Dataset excerpt:
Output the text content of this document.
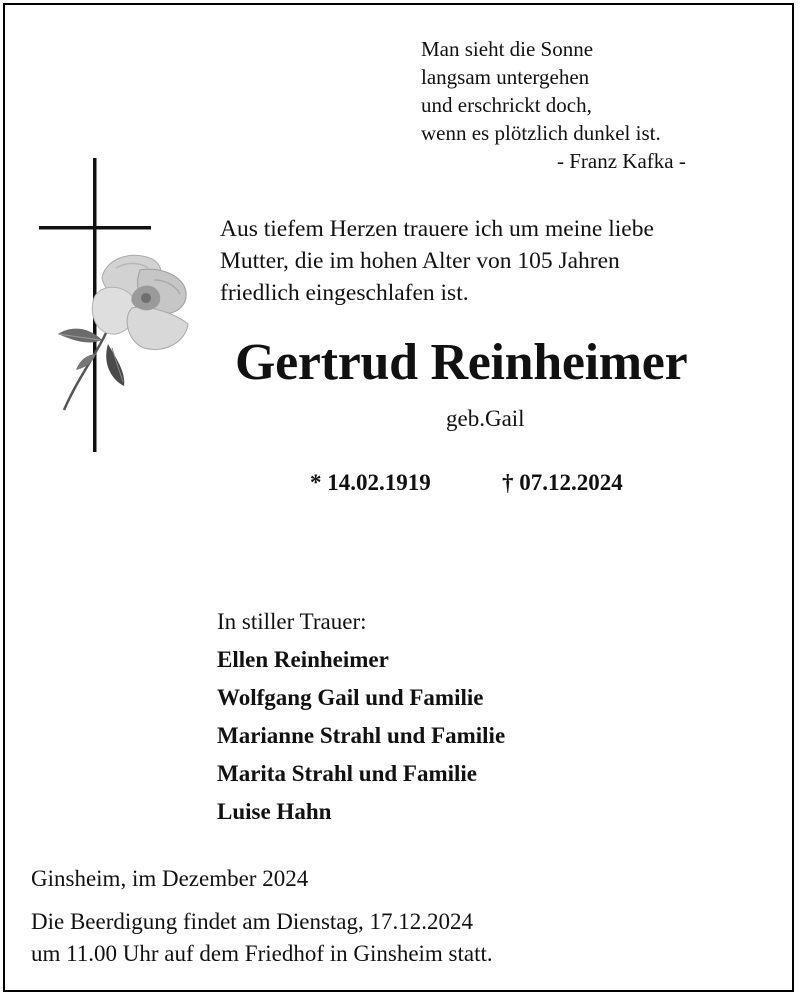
Man sieht die Sonne
langsam untergehen
und erschrickt doch,
wenn es plötzlich dunkel ist.
- Franz Kafka -
Aus tiefem Herzen trauere ich um meine liebe
Mutter, die im hohen Alter von 105 Jahren
friedlich eingeschlafen ist.
Gertrud Reinheimer
geb.Gail
* 14.02.1919	† 07.12.2024
In stiller Trauer:
Ellen Reinheimer
Wolfgang Gail und Familie
Marianne Strahl und Familie
Marita Strahl und Familie
Luise Hahn
Ginsheim, im Dezember 2024
Die Beerdigung findet am Dienstag, 17.12.2024
um 11.00 Uhr auf dem Friedhof in Ginsheim statt.
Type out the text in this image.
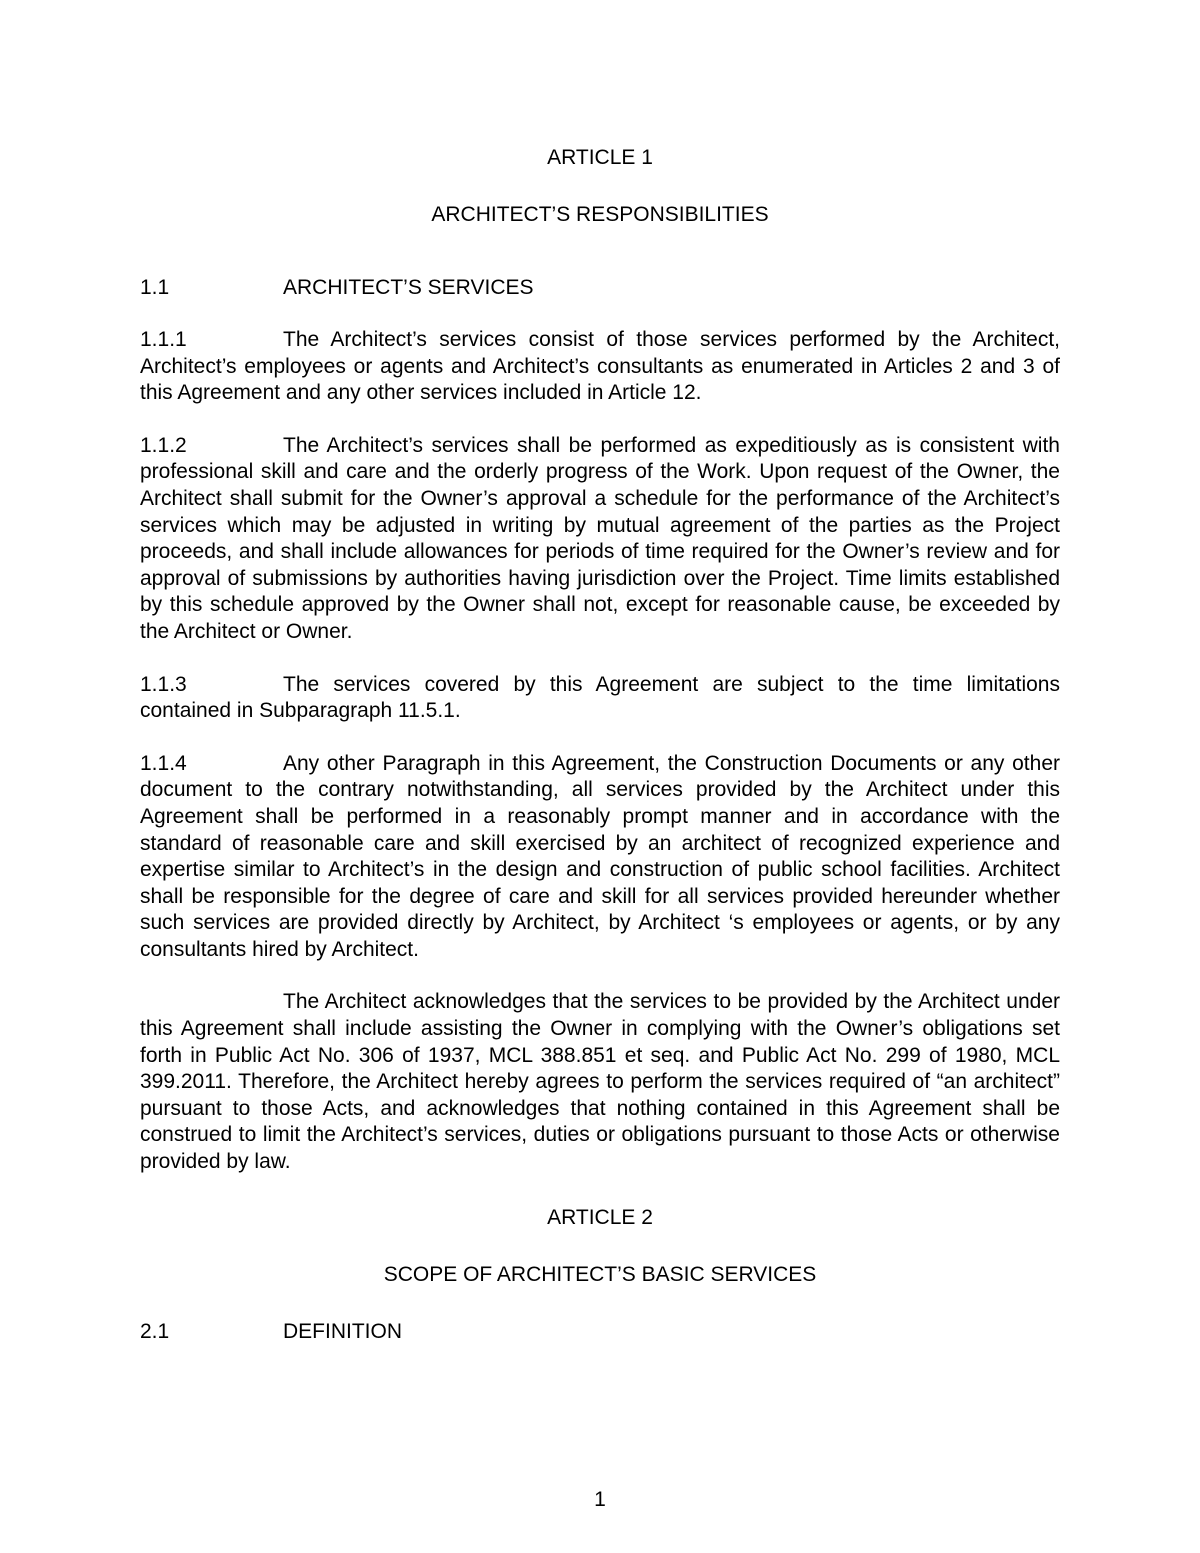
ARTICLE 1

ARCHITECT’S RESPONSIBILITIES

1.1	ARCHITECT’S SERVICES

1.1.1	The Architect’s services consist of those services performed by the Architect, Architect’s employees or agents and Architect’s consultants as enumerated in Articles 2 and 3 of this Agreement and any other services included in Article 12.

1.1.2	The Architect’s services shall be performed as expeditiously as is consistent with professional skill and care and the orderly progress of the Work. Upon request of the Owner, the Architect shall submit for the Owner’s approval a schedule for the performance of the Architect’s services which may be adjusted in writing by mutual agreement of the parties as the Project proceeds, and shall include allowances for periods of time required for the Owner’s review and for approval of submissions by authorities having jurisdiction over the Project. Time limits established by this schedule approved by the Owner shall not, except for reasonable cause, be exceeded by the Architect or Owner.

1.1.3	The services covered by this Agreement are subject to the time limitations contained in Subparagraph 11.5.1.

1.1.4	Any other Paragraph in this Agreement, the Construction Documents or any other document to the contrary notwithstanding, all services provided by the Architect under this Agreement shall be performed in a reasonably prompt manner and in accordance with the standard of reasonable care and skill exercised by an architect of recognized experience and expertise similar to Architect’s in the design and construction of public school facilities. Architect shall be responsible for the degree of care and skill for all services provided hereunder whether such services are provided directly by Architect, by Architect ‘s employees or agents, or by any consultants hired by Architect.

The Architect acknowledges that the services to be provided by the Architect under this Agreement shall include assisting the Owner in complying with the Owner’s obligations set forth in Public Act No. 306 of 1937, MCL 388.851 et seq. and Public Act No. 299 of 1980, MCL 399.2011. Therefore, the Architect hereby agrees to perform the services required of “an architect” pursuant to those Acts, and acknowledges that nothing contained in this Agreement shall be construed to limit the Architect’s services, duties or obligations pursuant to those Acts or otherwise provided by law.

ARTICLE 2

SCOPE OF ARCHITECT’S BASIC SERVICES

2.1	DEFINITION
1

_Required work_
What is the number of lines in the listing that include the word "Reinheimer"? Give that number and nothing else.

_Result below_
2